Reproduce the records below exactly, leaving out any pictures.

==== RECORDS SHOWN

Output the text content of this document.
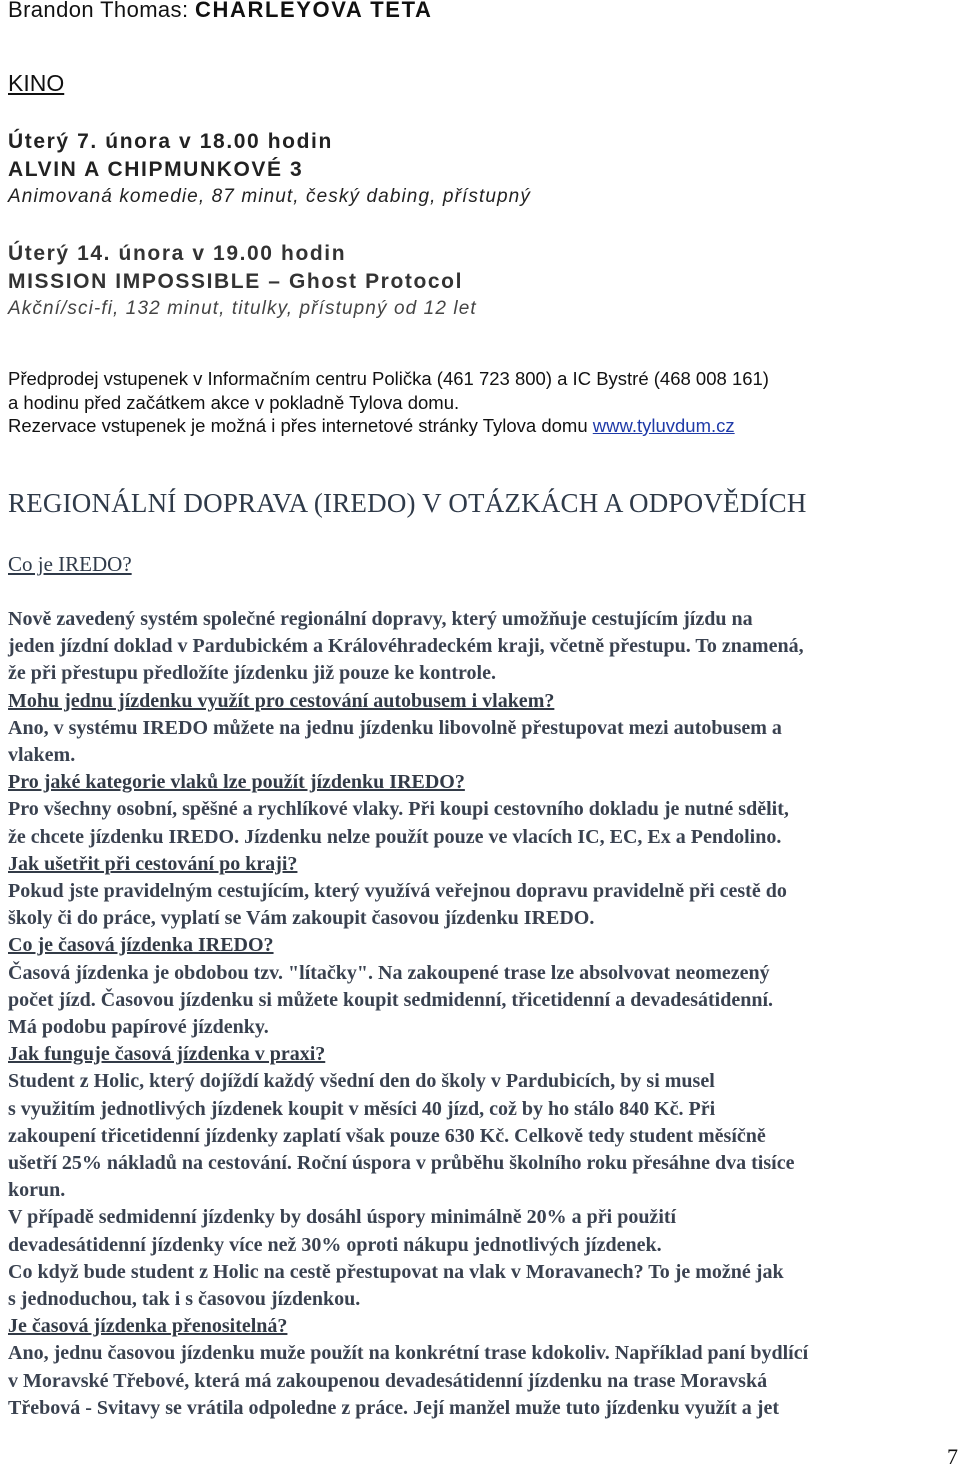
Brandon Thomas: CHARLEYOVA TETA
KINO
Úterý 7. února v 18.00 hodin
ALVIN A CHIPMUNKOVÉ 3
Animovaná komedie, 87 minut, český dabing, přístupný
Úterý 14. února v 19.00 hodin
MISSION IMPOSSIBLE – Ghost Protocol
Akční/sci-fi, 132 minut, titulky, přístupný od 12 let
Předprodej vstupenek v Informačním centru Polička (461 723 800) a IC Bystré (468 008 161)
a hodinu před začátkem akce v pokladně Tylova domu.
Rezervace vstupenek je možná i přes internetové stránky Tylova domu www.tyluvdum.cz
REGIONÁLNÍ DOPRAVA (IREDO) V OTÁZKÁCH A ODPOVĚDÍCH
Co je IREDO?

Nově zavedený systém společné regionální dopravy, který umožňuje cestujícím jízdu na

jeden jízdní doklad v Pardubickém a Královéhradeckém kraji, včetně přestupu. To znamená,

že při přestupu předložíte jízdenku již pouze ke kontrole.

Mohu jednu jízdenku využít pro cestování autobusem i vlakem?

Ano, v systému IREDO můžete na jednu jízdenku libovolně přestupovat mezi autobusem a

vlakem.

Pro jaké kategorie vlaků lze použít jízdenku IREDO?

Pro všechny osobní, spěšné a rychlíkové vlaky. Při koupi cestovního dokladu je nutné sdělit,

že chcete jízdenku IREDO. Jízdenku nelze použít pouze ve vlacích IC, EC, Ex a Pendolino.

Jak ušetřit při cestování po kraji?

Pokud jste pravidelným cestujícím, který využívá veřejnou dopravu pravidelně při cestě do

školy či do práce, vyplatí se Vám zakoupit časovou jízdenku IREDO.

Co je časová jízdenka IREDO?

Časová jízdenka je obdobou tzv. "lítačky". Na zakoupené trase lze absolvovat neomezený

počet jízd. Časovou jízdenku si můžete koupit sedmidenní, třicetidenní a devadesátidenní.

Má podobu papírové jízdenky.

Jak funguje časová jízdenka v praxi?

Student z Holic, který dojíždí každý všední den do školy v Pardubicích, by si musel

s využitím jednotlivých jízdenek koupit v měsíci 40 jízd, což by ho stálo 840 Kč. Při

zakoupení třicetidenní jízdenky zaplatí však pouze 630 Kč. Celkově tedy student měsíčně

ušetří 25% nákladů na cestování. Roční úspora v průběhu školního roku přesáhne dva tisíce

korun.

V případě sedmidenní jízdenky by dosáhl úspory minimálně 20% a při použití

devadesátidenní jízdenky více než 30% oproti nákupu jednotlivých jízdenek.

Co když bude student z Holic na cestě přestupovat na vlak v Moravanech? To je možné jak

s jednoduchou, tak i s časovou jízdenkou.

Je časová jízdenka přenositelná?

Ano, jednu časovou jízdenku muže použít na konkrétní trase kdokoliv. Například paní bydlící

v Moravské Třebové, která má zakoupenou devadesátidenní jízdenku na trase Moravská

Třebová - Svitavy se vrátila odpoledne z práce. Její manžel muže tuto jízdenku využít a jet

7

========

[ANSWER FOR THE TASK]
Output the text content of this document.
Brandon Thomas: CHARLEYOVA TETA
KINO
Úterý 7. února v 18.00 hodin
ALVIN A CHIPMUNKOVÉ 3
Animovaná komedie, 87 minut, český dabing, přístupný
Úterý 14. února v 19.00 hodin
MISSION IMPOSSIBLE – Ghost Protocol
Akční/sci-fi, 132 minut, titulky, přístupný od 12 let
Předprodej vstupenek v Informačním centru Polička (461 723 800) a IC Bystré (468 008 161)
a hodinu před začátkem akce v pokladně Tylova domu.
Rezervace vstupenek je možná i přes internetové stránky Tylova domu www.tyluvdum.cz
REGIONÁLNÍ DOPRAVA (IREDO) V OTÁZKÁCH A ODPOVĚDÍCH
Co je IREDO?

Nově zavedený systém společné regionální dopravy, který umožňuje cestujícím jízdu na

jeden jízdní doklad v Pardubickém a Královéhradeckém kraji, včetně přestupu. To znamená,

že při přestupu předložíte jízdenku již pouze ke kontrole.

Mohu jednu jízdenku využít pro cestování autobusem i vlakem?

Ano, v systému IREDO můžete na jednu jízdenku libovolně přestupovat mezi autobusem a

vlakem.

Pro jaké kategorie vlaků lze použít jízdenku IREDO?

Pro všechny osobní, spěšné a rychlíkové vlaky. Při koupi cestovního dokladu je nutné sdělit,

že chcete jízdenku IREDO. Jízdenku nelze použít pouze ve vlacích IC, EC, Ex a Pendolino.

Jak ušetřit při cestování po kraji?

Pokud jste pravidelným cestujícím, který využívá veřejnou dopravu pravidelně při cestě do

školy či do práce, vyplatí se Vám zakoupit časovou jízdenku IREDO.

Co je časová jízdenka IREDO?

Časová jízdenka je obdobou tzv. "lítačky". Na zakoupené trase lze absolvovat neomezený

počet jízd. Časovou jízdenku si můžete koupit sedmidenní, třicetidenní a devadesátidenní.

Má podobu papírové jízdenky.

Jak funguje časová jízdenka v praxi?

Student z Holic, který dojíždí každý všední den do školy v Pardubicích, by si musel

s využitím jednotlivých jízdenek koupit v měsíci 40 jízd, což by ho stálo 840 Kč. Při

zakoupení třicetidenní jízdenky zaplatí však pouze 630 Kč. Celkově tedy student měsíčně

ušetří 25% nákladů na cestování. Roční úspora v průběhu školního roku přesáhne dva tisíce

korun.

V případě sedmidenní jízdenky by dosáhl úspory minimálně 20% a při použití

devadesátidenní jízdenky více než 30% oproti nákupu jednotlivých jízdenek.

Co když bude student z Holic na cestě přestupovat na vlak v Moravanech? To je možné jak

s jednoduchou, tak i s časovou jízdenkou.

Je časová jízdenka přenositelná?

Ano, jednu časovou jízdenku muže použít na konkrétní trase kdokoliv. Například paní bydlící

v Moravské Třebové, která má zakoupenou devadesátidenní jízdenku na trase Moravská

Třebová - Svitavy se vrátila odpoledne z práce. Její manžel muže tuto jízdenku využít a jet

7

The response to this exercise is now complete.